* SHORT PROBLEM: Leave out the pictures and restate the rest of the data exactly.

====== DATA LINES ======

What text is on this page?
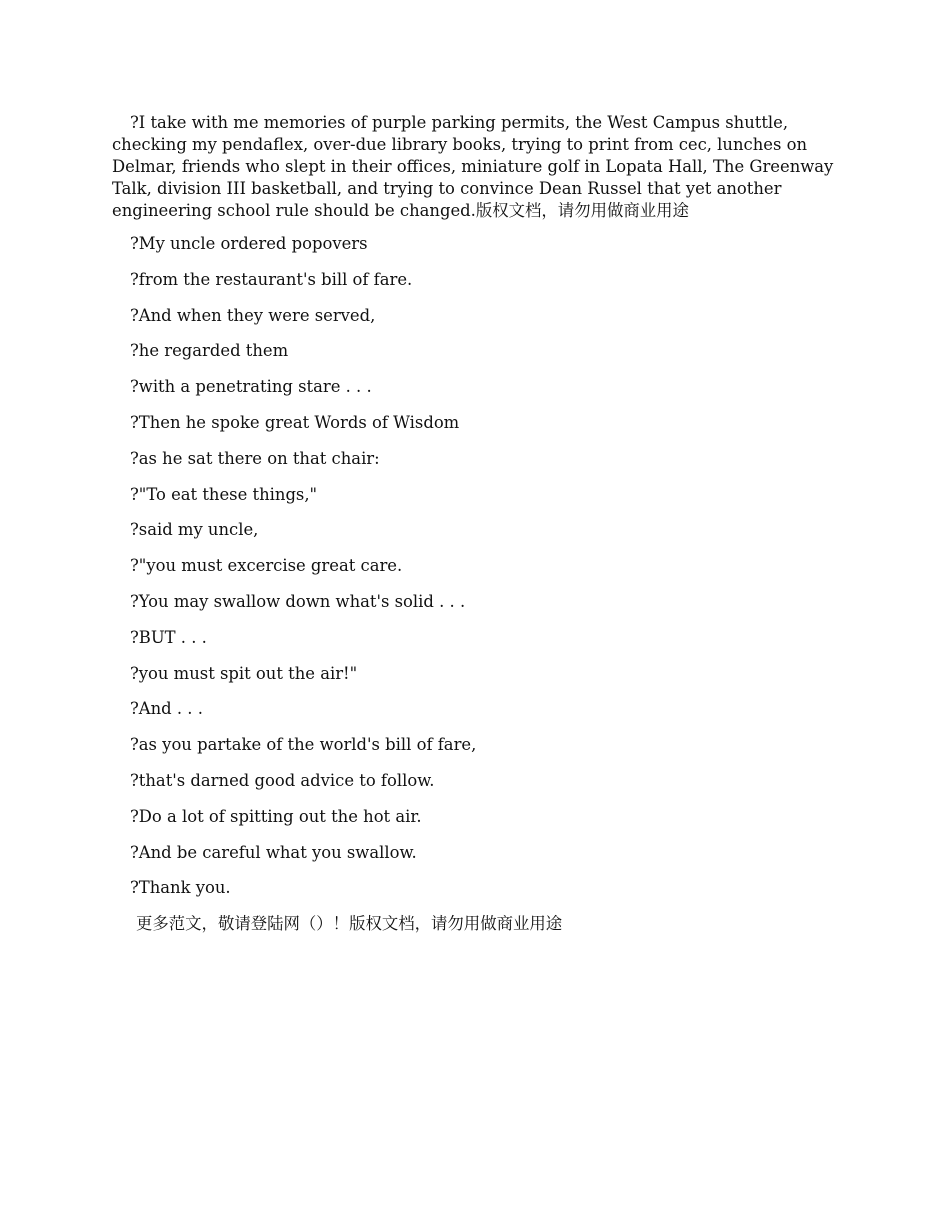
?I take with me memories of purple parking permits, the West Campus shuttle, checking my pendaflex, over-due library books, trying to print from cec, lunches on Delmar, friends who slept in their offices, miniature golf in Lopata Hall, The Greenway Talk, division III basketball, and trying to convince Dean Russel that yet another engineering school rule should be changed.版权文档，请勿用做商业用途

?My uncle ordered popovers

?from the restaurant's bill of fare.

?And when they were served,

?he regarded them

?with a penetrating stare . . .

?Then he spoke great Words of Wisdom

?as he sat there on that chair:

?"To eat these things,"

?said my uncle,

?"you must excercise great care.

?You may swallow down what's solid . . .

?BUT . . .

?you must spit out the air!"

?And . . .

?as you partake of the world's bill of fare,

?that's darned good advice to follow.

?Do a lot of spitting out the hot air.

?And be careful what you swallow.

?Thank you.

更多范文，敬请登陆网（）！版权文档，请勿用做商业用途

======

* OUTPUT FOR THIS EXERCISE:
What text is on this page?
?I take with me memories of purple parking permits, the West Campus shuttle, checking my pendaflex, over-due library books, trying to print from cec, lunches on Delmar, friends who slept in their offices, miniature golf in Lopata Hall, The Greenway Talk, division III basketball, and trying to convince Dean Russel that yet another engineering school rule should be changed.版权文档，请勿用做商业用途

?My uncle ordered popovers

?from the restaurant's bill of fare.

?And when they were served,

?he regarded them

?with a penetrating stare . . .

?Then he spoke great Words of Wisdom

?as he sat there on that chair:

?"To eat these things,"

?said my uncle,

?"you must excercise great care.

?You may swallow down what's solid . . .

?BUT . . .

?you must spit out the air!"

?And . . .

?as you partake of the world's bill of fare,

?that's darned good advice to follow.

?Do a lot of spitting out the hot air.

?And be careful what you swallow.

?Thank you.

更多范文，敬请登陆网（）！版权文档，请勿用做商业用途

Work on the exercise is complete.